Exercise goal
Look for the string "Reinigungsmittel" and copy every line that has it.

[Start Given data]

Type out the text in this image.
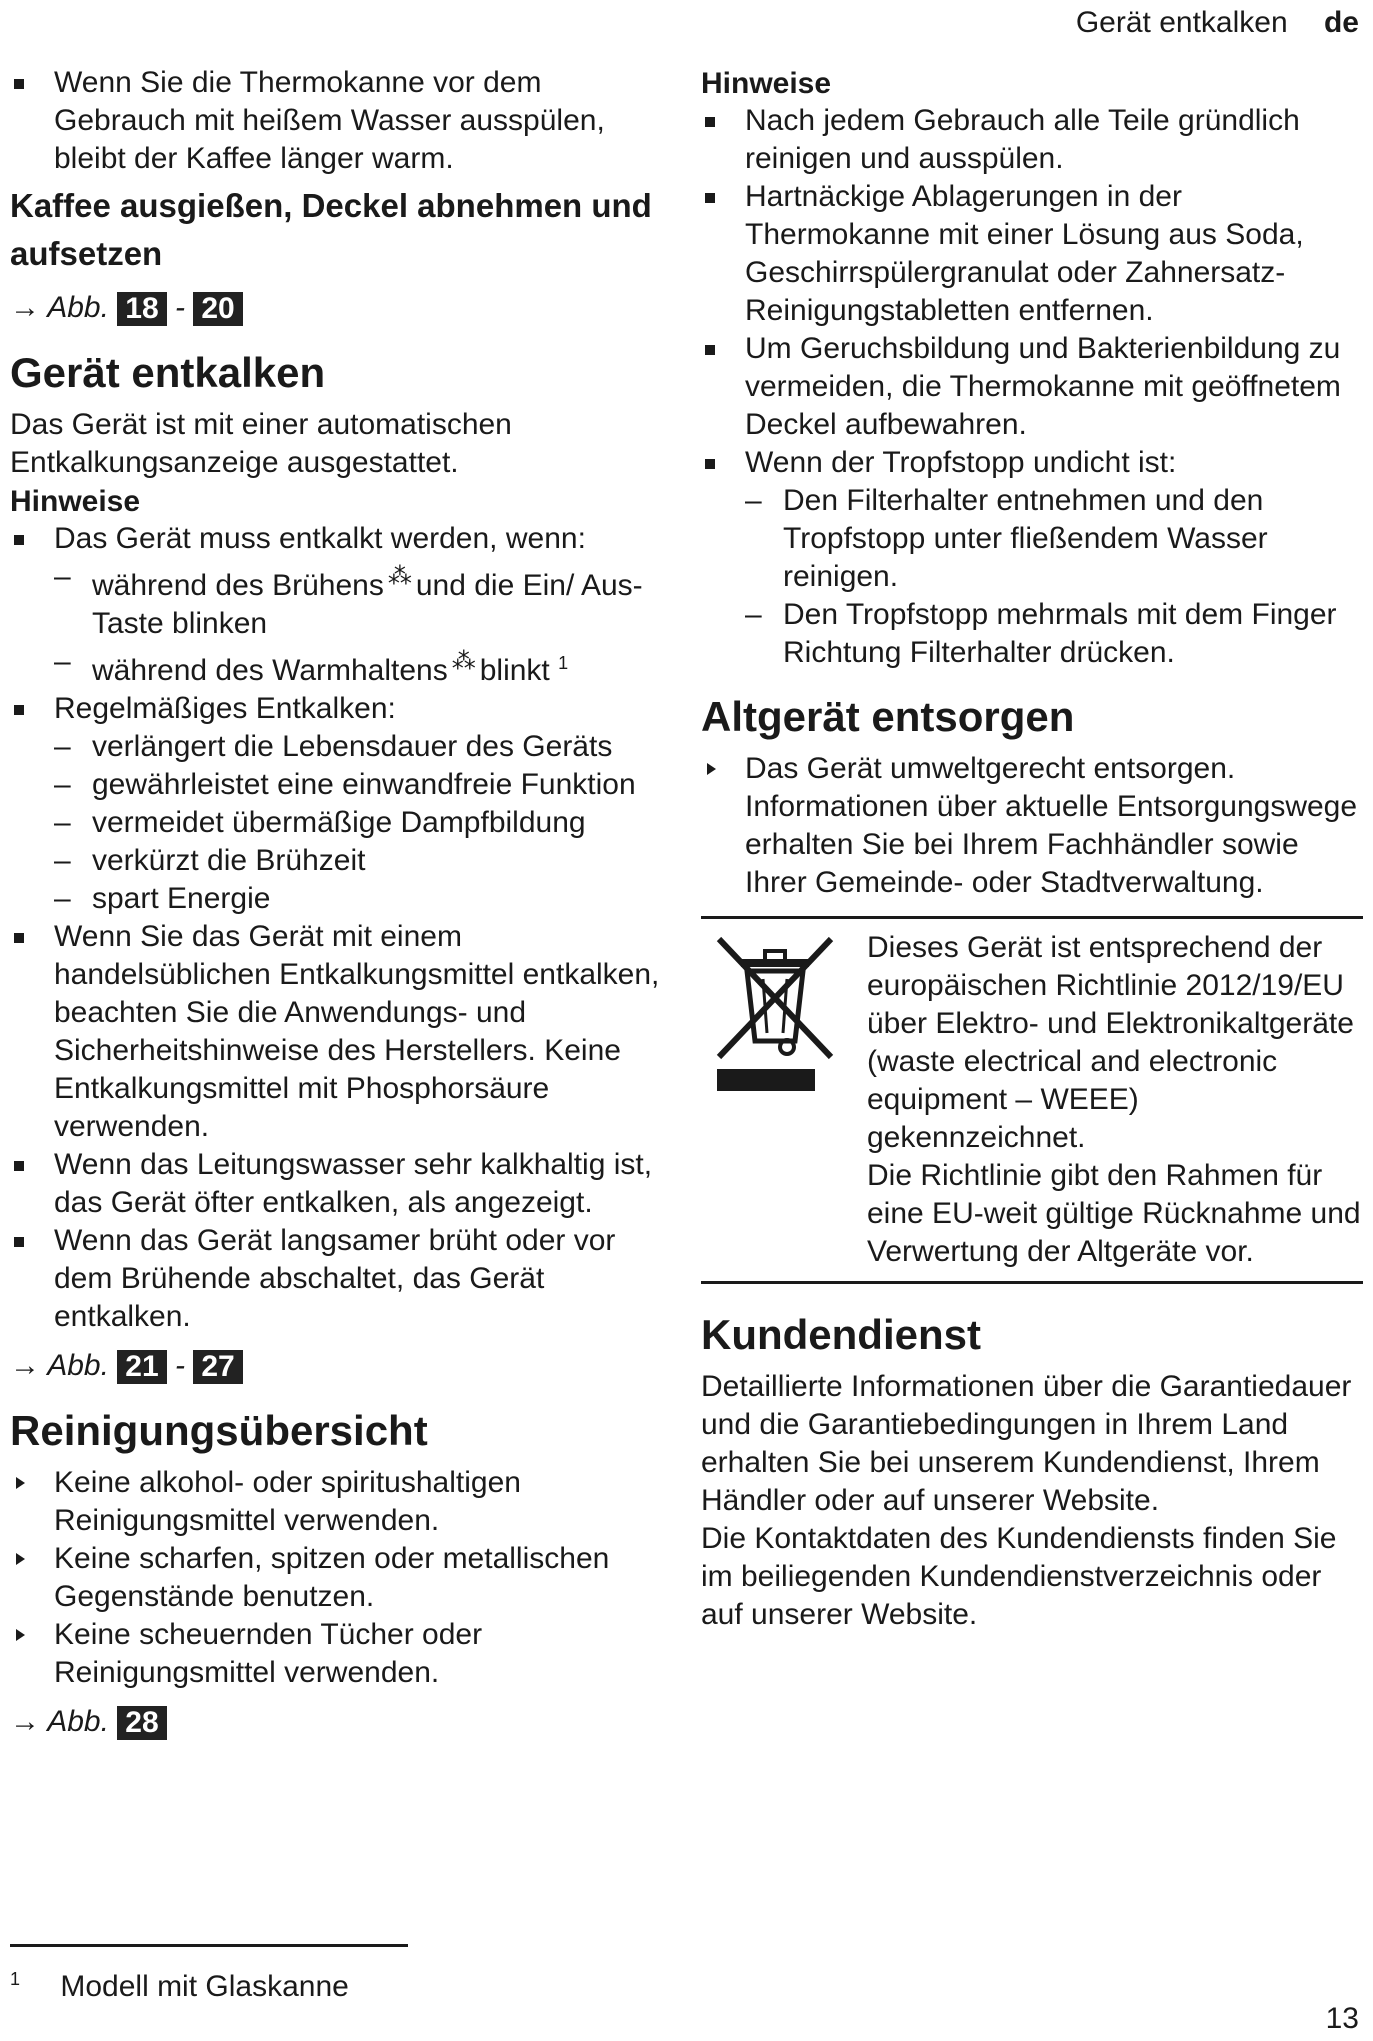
Gerät entkalken de
Wenn Sie die Thermokanne vor dem Gebrauch mit heißem Wasser ausspülen, bleibt der Kaffee länger warm.
Kaffee ausgießen, Deckel abnehmen und aufsetzen
→ Abb. 18 - 20
Gerät entkalken

Das Gerät ist mit einer automatischen Entkalkungsanzeige ausgestattet.

Hinweise
Das Gerät muss entkalkt werden, wenn:
– während des Brühens ⁂ und die Ein/ Aus-Taste blinken
– während des Warmhaltens ⁂ blinkt $^1$
Regelmäßiges Entkalken:
– verlängert die Lebensdauer des Geräts
– gewährleistet eine einwandfreie Funktion
– vermeidet übermäßige Dampfbildung
– verkürzt die Brühzeit
– spart Energie
Wenn Sie das Gerät mit einem handelsüblichen Entkalkungsmittel entkalken, beachten Sie die Anwendungs- und Sicherheitshinweise des Herstellers. Keine Entkalkungsmittel mit Phosphorsäure verwenden.
Wenn das Leitungswasser sehr kalkhaltig ist, das Gerät öfter entkalken, als angezeigt.
Wenn das Gerät langsamer brüht oder vor dem Brühende abschaltet, das Gerät entkalken.
→ Abb. 21 - 27
Reinigungsübersicht
Keine alkohol- oder spiritushaltigen Reinigungsmittel verwenden.
Keine scharfen, spitzen oder metallischen Gegenstände benutzen.
Keine scheuernden Tücher oder Reinigungsmittel verwenden.
→ Abb. 28
Hinweise
Nach jedem Gebrauch alle Teile gründlich reinigen und ausspülen.
Hartnäckige Ablagerungen in der Thermokanne mit einer Lösung aus Soda, Geschirrspülergranulat oder Zahnersatz-Reinigungstabletten entfernen.
Um Geruchsbildung und Bakterienbildung zu vermeiden, die Thermokanne mit geöffnetem Deckel aufbewahren.
Wenn der Tropfstopp undicht ist:
– Den Filterhalter entnehmen und den Tropfstopp unter fließendem Wasser reinigen.
– Den Tropfstopp mehrmals mit dem Finger Richtung Filterhalter drücken.
Altgerät entsorgen
Das Gerät umweltgerecht entsorgen.

Informationen über aktuelle Entsorgungswege erhalten Sie bei Ihrem Fachhändler sowie Ihrer Gemeinde- oder Stadtverwaltung.

Dieses Gerät ist entsprechend der europäischen Richtlinie 2012/19/EU über Elektro- und Elektronikaltgeräte (waste electrical and electronic equipment – WEEE) gekennzeichnet.
Die Richtlinie gibt den Rahmen für eine EU-weit gültige Rücknahme und Verwertung der Altgeräte vor.
Kundendienst

Detaillierte Informationen über die Garantiedauer und die Garantiebedingungen in Ihrem Land erhalten Sie bei unserem Kundendienst, Ihrem Händler oder auf unserer Website.

Die Kontaktdaten des Kundendiensts finden Sie im beiliegenden Kundendienstverzeichnis oder auf unserer Website.

$^1$ Modell mit Glaskanne
13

[End Given data]

Correct result
Keine alkohol- oder spiritushaltigen Reinigungsmittel verwenden.
Keine scheuernden Tücher oder Reinigungsmittel verwenden.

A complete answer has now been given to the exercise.